Data entries
* * *

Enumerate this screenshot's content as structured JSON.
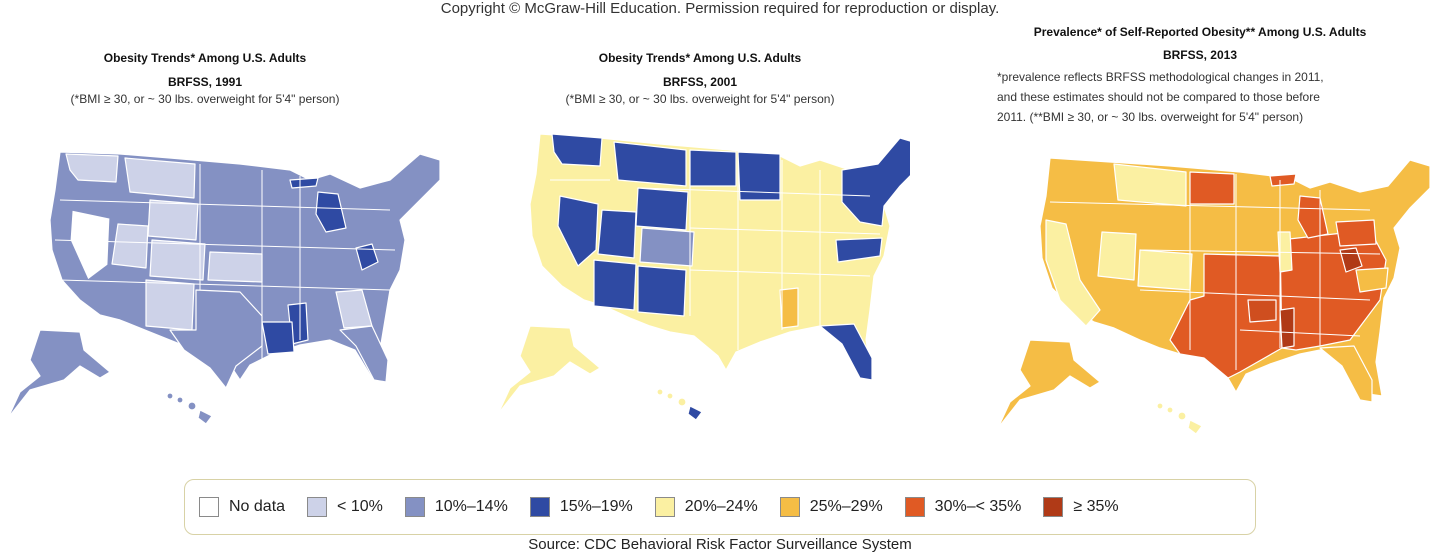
{
  "copyright": "Copyright © McGraw-Hill Education. Permission required for reproduction or display.",
  "maps": [
    {
      "title": "Obesity Trends* Among U.S. Adults",
      "subtitle": "BRFSS, 1991",
      "note": "(*BMI ≥ 30, or ~ 30 lbs. overweight for 5'4\" person)",
      "colors": {
        "base": "#8491c3",
        "light": "#cdd2e8",
        "dark": "#2f4aa3",
        "yellow": "#fbf0a2"
      }
    },
    {
      "title": "Obesity Trends* Among U.S. Adults",
      "subtitle": "BRFSS, 2001",
      "note": "(*BMI ≥ 30, or ~ 30 lbs. overweight for 5'4\" person)",
      "colors": {
        "base": "#fbf0a2",
        "dark": "#2f4aa3",
        "mid": "#8491c3",
        "orange": "#f5bd45"
      }
    },
    {
      "title": "Prevalence* of Self-Reported Obesity** Among U.S. Adults",
      "subtitle": "BRFSS, 2013",
      "note_lines": [
        "*prevalence reflects BRFSS methodological changes in 2011,",
        "and these estimates should not be compared to those before",
        "2011. (**BMI ≥ 30, or ~ 30 lbs. overweight for 5'4\" person)"
      ],
      "colors": {
        "base": "#f5bd45",
        "red": "#e05a24",
        "light": "#fbf0a2",
        "dark": "#b03a17"
      }
    }
  ],
  "legend": [
    {
      "label": "No data",
      "color": "#ffffff"
    },
    {
      "label": "< 10%",
      "color": "#cdd2e8"
    },
    {
      "label": "10%–14%",
      "color": "#8491c3"
    },
    {
      "label": "15%–19%",
      "color": "#2f4aa3"
    },
    {
      "label": "20%–24%",
      "color": "#fbf0a2"
    },
    {
      "label": "25%–29%",
      "color": "#f5bd45"
    },
    {
      "label": "30%–< 35%",
      "color": "#e05a24"
    },
    {
      "label": "≥ 35%",
      "color": "#b03a17"
    }
  ],
  "source": "Source: CDC Behavioral Risk Factor Surveillance System"
}
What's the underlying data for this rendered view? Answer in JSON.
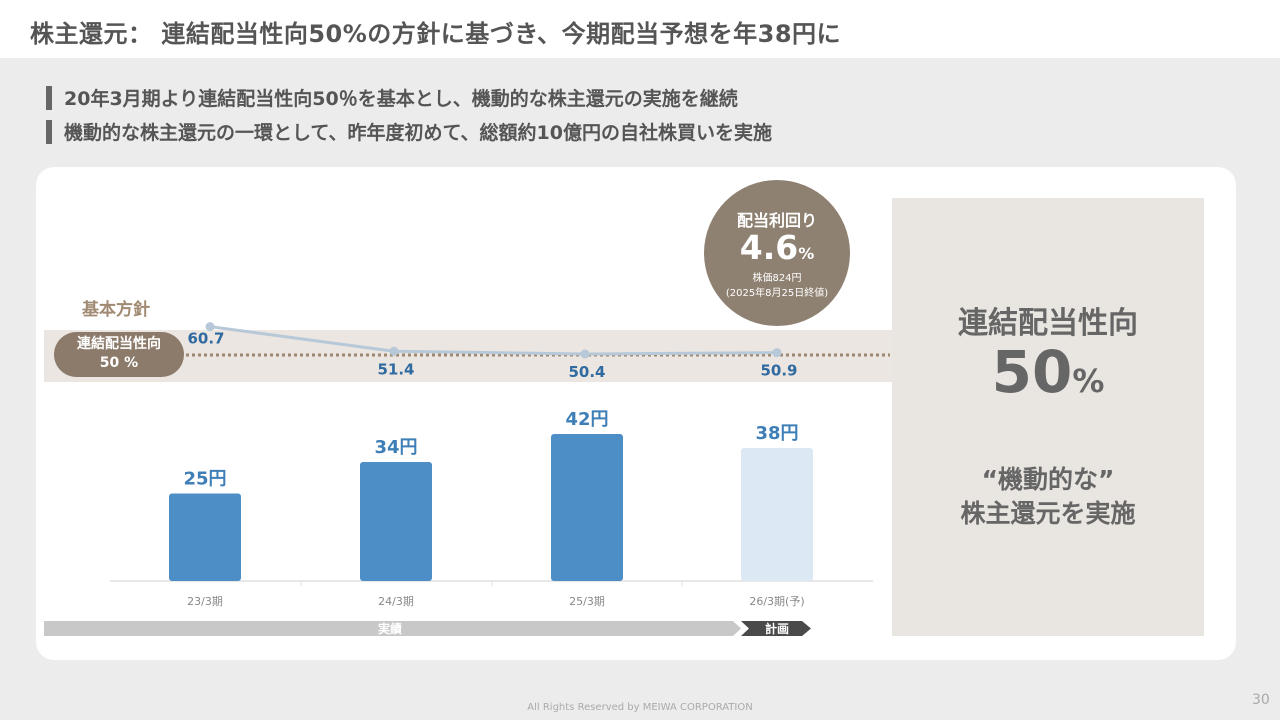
{
  "title": "株主還元： 連結配当性向50%の方針に基づき、今期配当予想を年38円に",
  "bullets": [
    "20年3月期より連結配当性向50％を基本とし、機動的な株主還元の実施を継続",
    "機動的な株主還元の一環として、昨年度初めて、総額約10億円の自社株買いを実施"
  ],
  "policy": {
    "heading": "基本方針",
    "pill_line1": "連結配当性向",
    "pill_line2": "50 %"
  },
  "dividend_yield": {
    "label": "配当利回り",
    "value": "4.6",
    "unit": "%",
    "note1": "株価824円",
    "note2": "(2025年8月25日終値)"
  },
  "right_panel": {
    "label": "連結配当性向",
    "value": "50",
    "unit": "%",
    "text1": "“機動的な”",
    "text2": "株主還元を実施"
  },
  "chart_data": {
    "type": "bar",
    "categories": [
      "23/3期",
      "24/3期",
      "25/3期",
      "26/3期(予)"
    ],
    "bar_series": {
      "values": [
        25,
        34,
        42,
        38
      ],
      "labels": [
        "25円",
        "34円",
        "42円",
        "38円"
      ],
      "unit": "円"
    },
    "payout_ratio_series": {
      "type": "line",
      "values": [
        60.7,
        51.4,
        50.4,
        50.9
      ],
      "labels": [
        "60.7",
        "51.4",
        "50.4",
        "50.9"
      ],
      "target": 50
    },
    "phases": [
      {
        "label": "実績",
        "categories": [
          "23/3期",
          "24/3期",
          "25/3期"
        ]
      },
      {
        "label": "計画",
        "categories": [
          "26/3期(予)"
        ]
      }
    ]
  },
  "colors": {
    "bar_actual": "#4d8ec6",
    "bar_forecast": "#dce8f3",
    "bar_label": "#3f7fb8",
    "line": "#b7c9d8",
    "line_label": "#2f6aa0",
    "target_dotted": "#9c8770",
    "phase_actual": "#c8c8c8",
    "phase_plan": "#4a4a4a"
  },
  "footer": "All Rights Reserved by MEIWA CORPORATION",
  "page_number": "30"
}
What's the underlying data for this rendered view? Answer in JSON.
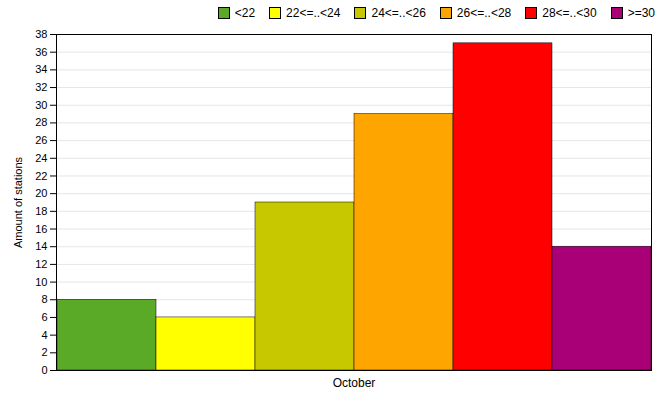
{
  "chart_data": {
    "type": "bar",
    "categories": [
      "<22",
      "22<=..<24",
      "24<=..<26",
      "26<=..<28",
      "28<=..<30",
      ">=30"
    ],
    "values": [
      8,
      6,
      19,
      29,
      37,
      14
    ],
    "colors": [
      "#5aaa28",
      "#ffff00",
      "#c8c800",
      "#ffa500",
      "#ff0000",
      "#aa0077"
    ],
    "xlabel": "October",
    "ylabel": "Amount of stations",
    "ylim": [
      0,
      38
    ],
    "yticks": [
      0,
      2,
      4,
      6,
      8,
      10,
      12,
      14,
      16,
      18,
      20,
      22,
      24,
      26,
      28,
      30,
      32,
      34,
      36,
      38
    ],
    "grid": true,
    "legend": "upper right"
  }
}
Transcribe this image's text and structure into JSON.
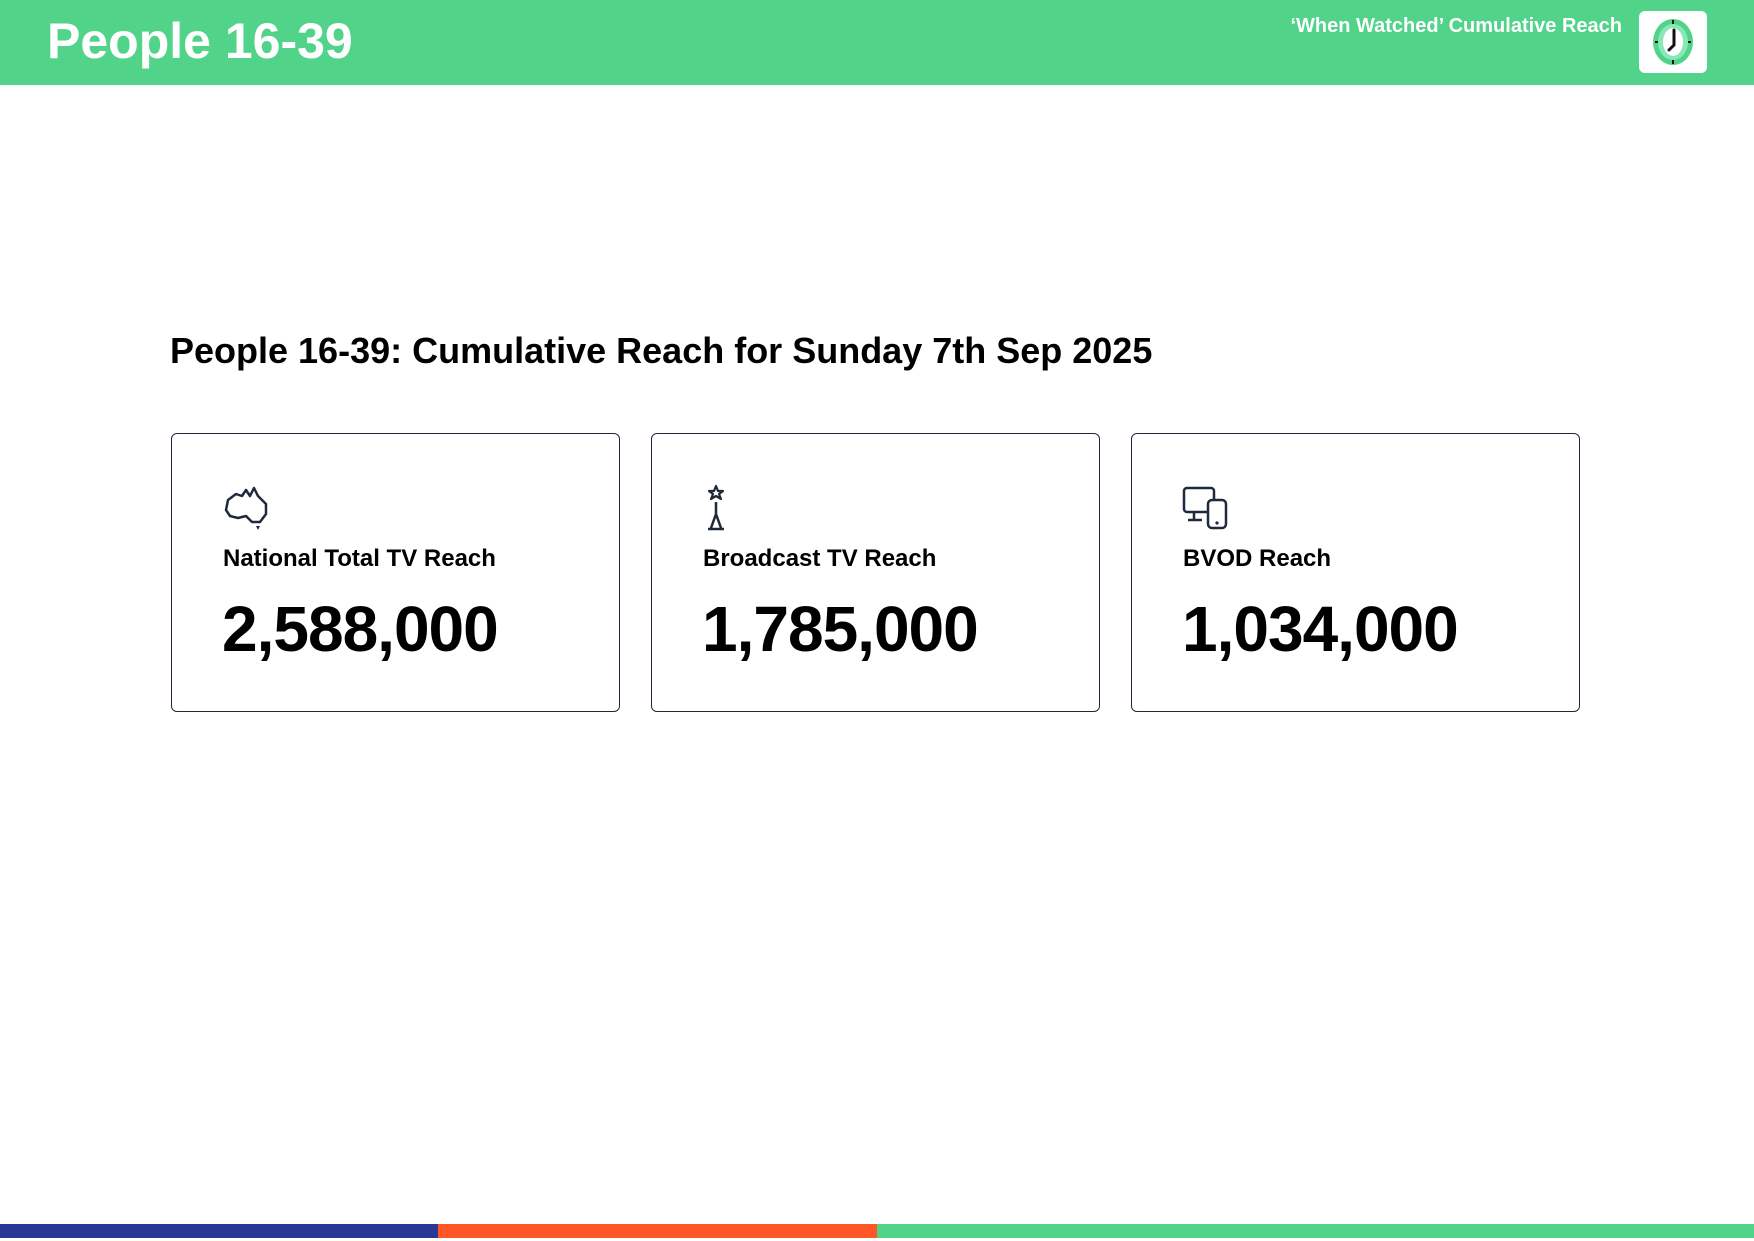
{
  "header": {
    "title": "People 16-39",
    "subtitle": "‘When Watched’ Cumulative Reach",
    "logo_icon": "clock-icon"
  },
  "main": {
    "heading": "People 16-39: Cumulative Reach for Sunday 7th Sep 2025",
    "cards": [
      {
        "icon": "australia-map-icon",
        "label": "National Total TV Reach",
        "value": "2,588,000"
      },
      {
        "icon": "broadcast-tower-icon",
        "label": "Broadcast TV Reach",
        "value": "1,785,000"
      },
      {
        "icon": "devices-icon",
        "label": "BVOD Reach",
        "value": "1,034,000"
      }
    ]
  },
  "colors": {
    "brand_green": "#51d489",
    "navy": "#2b3794",
    "orange": "#ff5627",
    "card_border": "#1e2a3c"
  }
}
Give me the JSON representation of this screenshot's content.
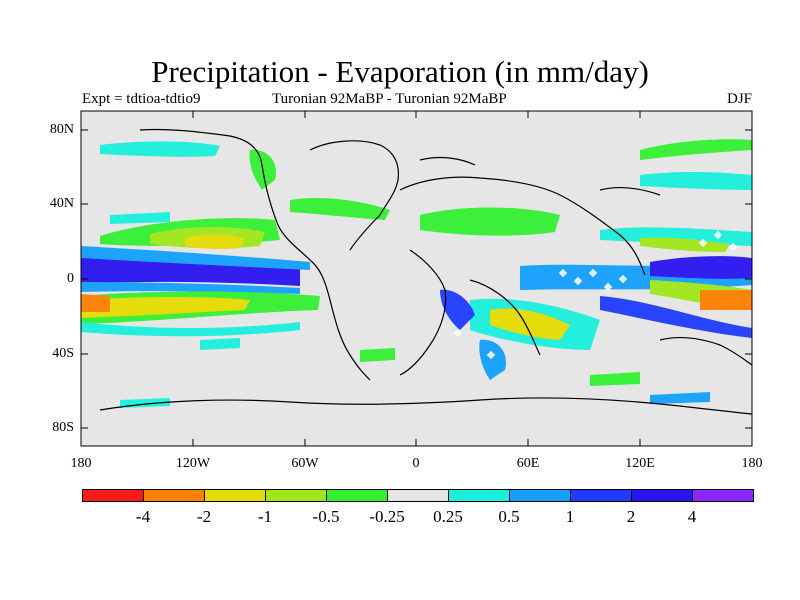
{
  "header": {
    "title": "Precipitation - Evaporation (in mm/day)",
    "experiment": "Expt = tdtioa-tdtio9",
    "period": "Turonian  92MaBP - Turonian  92MaBP",
    "season": "DJF"
  },
  "map": {
    "background_color": "#e6e6e6",
    "y_ticks": [
      "80N",
      "40N",
      "0",
      "40S",
      "80S"
    ],
    "x_ticks": [
      "180",
      "120W",
      "60W",
      "0",
      "60E",
      "120E",
      "180"
    ]
  },
  "colorbar": {
    "colors": [
      "#ff1a1a",
      "#ff8000",
      "#e6dc00",
      "#a0e61a",
      "#32f032",
      "#e6e6e6",
      "#1af0dc",
      "#14a0ff",
      "#1e3cff",
      "#2814f0",
      "#8c28ff"
    ],
    "labels": [
      "-4",
      "-2",
      "-1",
      "-0.5",
      "-0.25",
      "0.25",
      "0.5",
      "1",
      "2",
      "4"
    ]
  }
}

* * *

§ **WORK INSTRUCTIONS**:
Pictures are excluded; output everything else in the data verbatim.

§ **RESULT FOR THIS TASK**:
Enumerate this screenshot's content as structured JSON.
{
  "copyright": "Copyright © McGraw-Hill Education. Permission required for reproduction or display.",
  "maps": [
    {
      "title": "Obesity Trends* Among U.S. Adults",
      "subtitle": "BRFSS, 1991",
      "note": "(*BMI ≥ 30, or ~ 30 lbs. overweight for 5'4\" person)",
      "colors": {
        "base": "#8491c3",
        "light": "#cdd2e8",
        "dark": "#2f4aa3",
        "yellow": "#fbf0a2"
      }
    },
    {
      "title": "Obesity Trends* Among U.S. Adults",
      "subtitle": "BRFSS, 2001",
      "note": "(*BMI ≥ 30, or ~ 30 lbs. overweight for 5'4\" person)",
      "colors": {
        "base": "#fbf0a2",
        "dark": "#2f4aa3",
        "mid": "#8491c3",
        "orange": "#f5bd45"
      }
    },
    {
      "title": "Prevalence* of Self-Reported Obesity** Among U.S. Adults",
      "subtitle": "BRFSS, 2013",
      "note_lines": [
        "*prevalence reflects BRFSS methodological changes in 2011,",
        "and these estimates should not be compared to those before",
        "2011. (**BMI ≥ 30, or ~ 30 lbs. overweight for 5'4\" person)"
      ],
      "colors": {
        "base": "#f5bd45",
        "red": "#e05a24",
        "light": "#fbf0a2",
        "dark": "#b03a17"
      }
    }
  ],
  "legend": [
    {
      "label": "No data",
      "color": "#ffffff"
    },
    {
      "label": "< 10%",
      "color": "#cdd2e8"
    },
    {
      "label": "10%–14%",
      "color": "#8491c3"
    },
    {
      "label": "15%–19%",
      "color": "#2f4aa3"
    },
    {
      "label": "20%–24%",
      "color": "#fbf0a2"
    },
    {
      "label": "25%–29%",
      "color": "#f5bd45"
    },
    {
      "label": "30%–< 35%",
      "color": "#e05a24"
    },
    {
      "label": "≥ 35%",
      "color": "#b03a17"
    }
  ],
  "source": "Source: CDC Behavioral Risk Factor Surveillance System"
}
What's the underlying data for this rendered view? Answer in JSON.
{
  "title": "株主還元： 連結配当性向50%の方針に基づき、今期配当予想を年38円に",
  "bullets": [
    "20年3月期より連結配当性向50％を基本とし、機動的な株主還元の実施を継続",
    "機動的な株主還元の一環として、昨年度初めて、総額約10億円の自社株買いを実施"
  ],
  "policy": {
    "heading": "基本方針",
    "pill_line1": "連結配当性向",
    "pill_line2": "50 %"
  },
  "dividend_yield": {
    "label": "配当利回り",
    "value": "4.6",
    "unit": "%",
    "note1": "株価824円",
    "note2": "(2025年8月25日終値)"
  },
  "right_panel": {
    "label": "連結配当性向",
    "value": "50",
    "unit": "%",
    "text1": "“機動的な”",
    "text2": "株主還元を実施"
  },
  "chart_data": {
    "type": "bar",
    "categories": [
      "23/3期",
      "24/3期",
      "25/3期",
      "26/3期(予)"
    ],
    "bar_series": {
      "values": [
        25,
        34,
        42,
        38
      ],
      "labels": [
        "25円",
        "34円",
        "42円",
        "38円"
      ],
      "unit": "円"
    },
    "payout_ratio_series": {
      "type": "line",
      "values": [
        60.7,
        51.4,
        50.4,
        50.9
      ],
      "labels": [
        "60.7",
        "51.4",
        "50.4",
        "50.9"
      ],
      "target": 50
    },
    "phases": [
      {
        "label": "実績",
        "categories": [
          "23/3期",
          "24/3期",
          "25/3期"
        ]
      },
      {
        "label": "計画",
        "categories": [
          "26/3期(予)"
        ]
      }
    ]
  },
  "colors": {
    "bar_actual": "#4d8ec6",
    "bar_forecast": "#dce8f3",
    "bar_label": "#3f7fb8",
    "line": "#b7c9d8",
    "line_label": "#2f6aa0",
    "target_dotted": "#9c8770",
    "phase_actual": "#c8c8c8",
    "phase_plan": "#4a4a4a"
  },
  "footer": "All Rights Reserved by MEIWA CORPORATION",
  "page_number": "30"
}
What's the underlying data for this rendered view? Answer in JSON.
{
  "chart_data": {
    "type": "bar",
    "categories": [
      "<22",
      "22<=..<24",
      "24<=..<26",
      "26<=..<28",
      "28<=..<30",
      ">=30"
    ],
    "values": [
      8,
      6,
      19,
      29,
      37,
      14
    ],
    "colors": [
      "#5aaa28",
      "#ffff00",
      "#c8c800",
      "#ffa500",
      "#ff0000",
      "#aa0077"
    ],
    "xlabel": "October",
    "ylabel": "Amount of stations",
    "ylim": [
      0,
      38
    ],
    "yticks": [
      0,
      2,
      4,
      6,
      8,
      10,
      12,
      14,
      16,
      18,
      20,
      22,
      24,
      26,
      28,
      30,
      32,
      34,
      36,
      38
    ],
    "grid": true,
    "legend": "upper right"
  }
}
Transcribe this image's text and structure into JSON.
{
  "header": {
    "title": "People 16-39",
    "subtitle": "‘When Watched’ Cumulative Reach",
    "logo_icon": "clock-icon"
  },
  "main": {
    "heading": "People 16-39: Cumulative Reach for Sunday 7th Sep 2025",
    "cards": [
      {
        "icon": "australia-map-icon",
        "label": "National Total TV Reach",
        "value": "2,588,000"
      },
      {
        "icon": "broadcast-tower-icon",
        "label": "Broadcast TV Reach",
        "value": "1,785,000"
      },
      {
        "icon": "devices-icon",
        "label": "BVOD Reach",
        "value": "1,034,000"
      }
    ]
  },
  "colors": {
    "brand_green": "#51d489",
    "navy": "#2b3794",
    "orange": "#ff5627",
    "card_border": "#1e2a3c"
  }
}
Give me the JSON representation of this screenshot's content.
{
  "header": {
    "title": "Precipitation - Evaporation (in mm/day)",
    "experiment": "Expt = tdtioa-tdtio9",
    "period": "Turonian  92MaBP - Turonian  92MaBP",
    "season": "DJF"
  },
  "map": {
    "background_color": "#e6e6e6",
    "y_ticks": [
      "80N",
      "40N",
      "0",
      "40S",
      "80S"
    ],
    "x_ticks": [
      "180",
      "120W",
      "60W",
      "0",
      "60E",
      "120E",
      "180"
    ]
  },
  "colorbar": {
    "colors": [
      "#ff1a1a",
      "#ff8000",
      "#e6dc00",
      "#a0e61a",
      "#32f032",
      "#e6e6e6",
      "#1af0dc",
      "#14a0ff",
      "#1e3cff",
      "#2814f0",
      "#8c28ff"
    ],
    "labels": [
      "-4",
      "-2",
      "-1",
      "-0.5",
      "-0.25",
      "0.25",
      "0.5",
      "1",
      "2",
      "4"
    ]
  }
}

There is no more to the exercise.